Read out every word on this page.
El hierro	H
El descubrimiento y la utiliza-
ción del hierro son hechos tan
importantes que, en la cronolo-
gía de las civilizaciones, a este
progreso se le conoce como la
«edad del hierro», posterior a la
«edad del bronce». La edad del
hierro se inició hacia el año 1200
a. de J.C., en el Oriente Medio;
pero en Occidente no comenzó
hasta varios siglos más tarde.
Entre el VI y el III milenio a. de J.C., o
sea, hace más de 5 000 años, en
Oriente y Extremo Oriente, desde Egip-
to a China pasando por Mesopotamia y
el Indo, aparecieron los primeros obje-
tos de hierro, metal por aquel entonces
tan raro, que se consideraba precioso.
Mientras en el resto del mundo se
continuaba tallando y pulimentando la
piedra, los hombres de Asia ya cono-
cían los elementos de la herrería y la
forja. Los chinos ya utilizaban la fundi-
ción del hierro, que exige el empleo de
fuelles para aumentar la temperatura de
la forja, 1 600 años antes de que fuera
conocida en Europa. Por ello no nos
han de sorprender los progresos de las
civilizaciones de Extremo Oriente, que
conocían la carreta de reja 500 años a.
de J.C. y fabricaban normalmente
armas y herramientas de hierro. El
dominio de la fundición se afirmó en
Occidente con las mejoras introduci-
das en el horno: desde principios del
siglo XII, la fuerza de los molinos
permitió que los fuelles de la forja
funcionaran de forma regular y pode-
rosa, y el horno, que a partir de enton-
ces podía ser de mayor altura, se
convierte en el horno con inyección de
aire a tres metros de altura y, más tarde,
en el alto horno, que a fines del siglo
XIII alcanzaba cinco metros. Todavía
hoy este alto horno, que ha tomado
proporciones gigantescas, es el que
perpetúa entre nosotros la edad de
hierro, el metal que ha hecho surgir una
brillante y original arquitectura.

_____

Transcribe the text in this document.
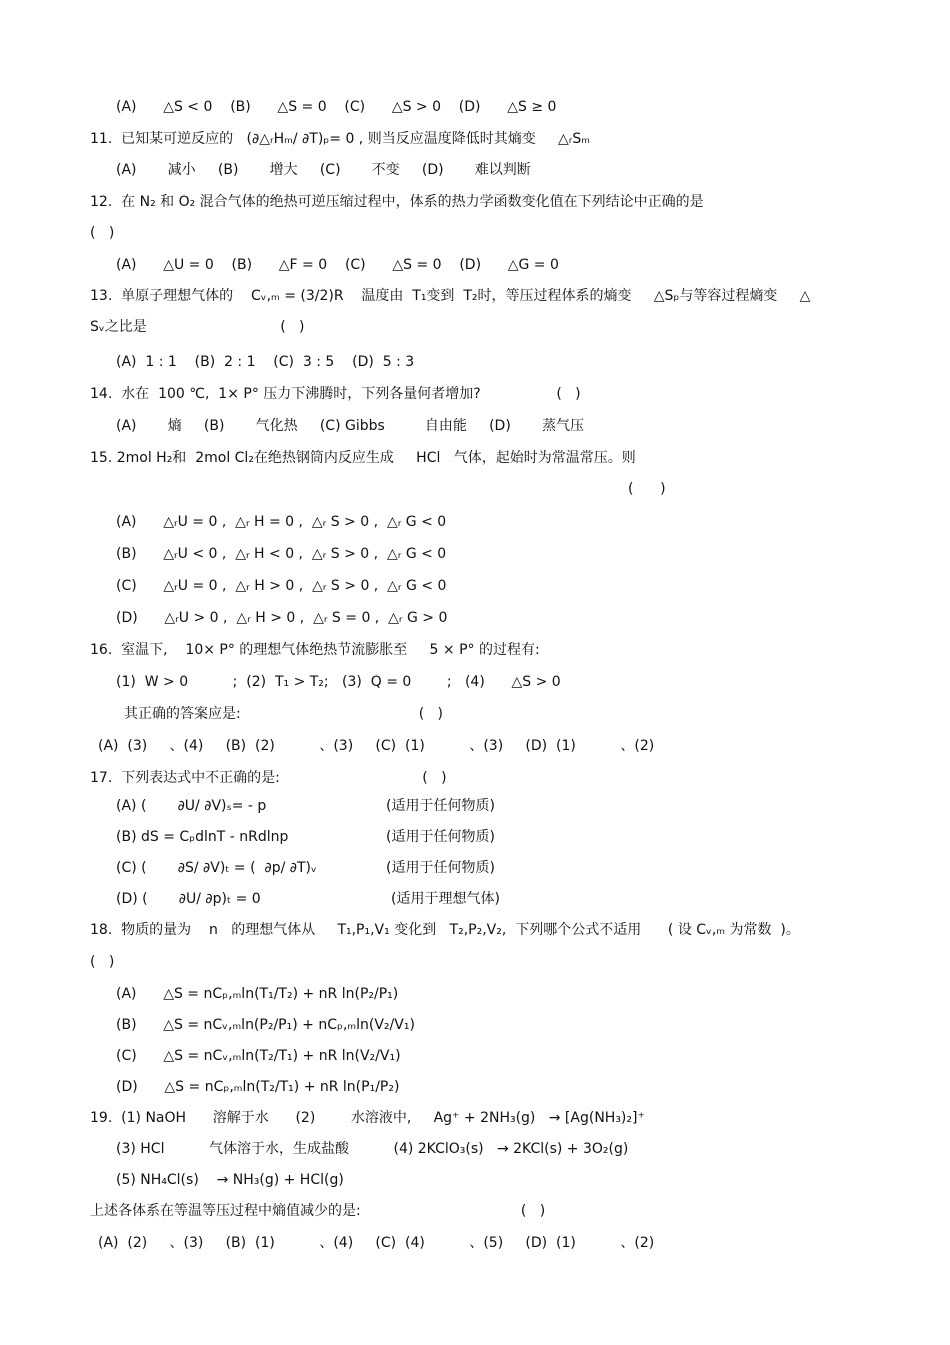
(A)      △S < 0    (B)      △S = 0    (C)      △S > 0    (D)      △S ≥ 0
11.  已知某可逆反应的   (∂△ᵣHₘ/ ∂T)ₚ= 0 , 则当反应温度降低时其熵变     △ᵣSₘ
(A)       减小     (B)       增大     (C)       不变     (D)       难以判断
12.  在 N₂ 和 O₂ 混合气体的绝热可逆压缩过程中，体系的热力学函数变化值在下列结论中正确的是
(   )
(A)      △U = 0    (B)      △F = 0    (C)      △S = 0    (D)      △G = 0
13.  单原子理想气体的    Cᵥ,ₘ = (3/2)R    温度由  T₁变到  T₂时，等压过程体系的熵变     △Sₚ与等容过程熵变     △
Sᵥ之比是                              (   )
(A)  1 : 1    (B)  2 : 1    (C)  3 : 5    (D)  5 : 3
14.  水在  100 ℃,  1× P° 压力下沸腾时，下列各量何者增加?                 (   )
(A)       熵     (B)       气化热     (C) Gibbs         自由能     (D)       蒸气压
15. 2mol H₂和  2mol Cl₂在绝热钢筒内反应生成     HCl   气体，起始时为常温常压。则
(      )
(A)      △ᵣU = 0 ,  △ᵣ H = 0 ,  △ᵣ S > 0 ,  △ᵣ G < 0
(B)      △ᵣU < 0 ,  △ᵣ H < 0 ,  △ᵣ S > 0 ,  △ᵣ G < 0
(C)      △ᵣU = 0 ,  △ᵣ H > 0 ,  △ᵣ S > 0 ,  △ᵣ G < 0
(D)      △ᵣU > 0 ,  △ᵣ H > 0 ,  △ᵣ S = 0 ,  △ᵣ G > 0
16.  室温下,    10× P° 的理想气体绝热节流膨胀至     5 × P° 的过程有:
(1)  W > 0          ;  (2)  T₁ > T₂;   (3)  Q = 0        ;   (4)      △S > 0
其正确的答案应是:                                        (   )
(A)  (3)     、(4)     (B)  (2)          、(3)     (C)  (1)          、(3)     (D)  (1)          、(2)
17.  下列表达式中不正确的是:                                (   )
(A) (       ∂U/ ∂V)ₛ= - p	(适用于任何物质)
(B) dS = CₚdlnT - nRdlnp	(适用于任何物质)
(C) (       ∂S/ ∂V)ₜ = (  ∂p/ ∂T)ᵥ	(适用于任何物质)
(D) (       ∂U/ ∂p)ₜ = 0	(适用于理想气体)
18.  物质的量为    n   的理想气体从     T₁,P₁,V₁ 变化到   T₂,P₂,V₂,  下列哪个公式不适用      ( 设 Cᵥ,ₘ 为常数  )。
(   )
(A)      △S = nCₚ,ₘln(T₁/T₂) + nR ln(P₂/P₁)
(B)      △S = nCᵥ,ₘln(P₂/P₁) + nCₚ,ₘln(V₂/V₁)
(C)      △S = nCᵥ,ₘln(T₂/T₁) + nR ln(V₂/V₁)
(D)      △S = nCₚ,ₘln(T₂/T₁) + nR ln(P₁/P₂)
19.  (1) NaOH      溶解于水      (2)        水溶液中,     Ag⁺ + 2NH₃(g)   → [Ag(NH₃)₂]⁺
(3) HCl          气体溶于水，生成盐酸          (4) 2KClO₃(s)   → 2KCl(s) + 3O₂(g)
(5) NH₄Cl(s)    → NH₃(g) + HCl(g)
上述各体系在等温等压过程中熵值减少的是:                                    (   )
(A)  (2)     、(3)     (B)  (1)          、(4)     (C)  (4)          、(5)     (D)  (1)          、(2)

_____

In the entries above, find every line with the word "Oriente" and list it.

Reply to the exercise:
a. de J.C., en el Oriente Medio;
Oriente y Extremo Oriente, desde Egip-
civilizaciones de Extremo Oriente, que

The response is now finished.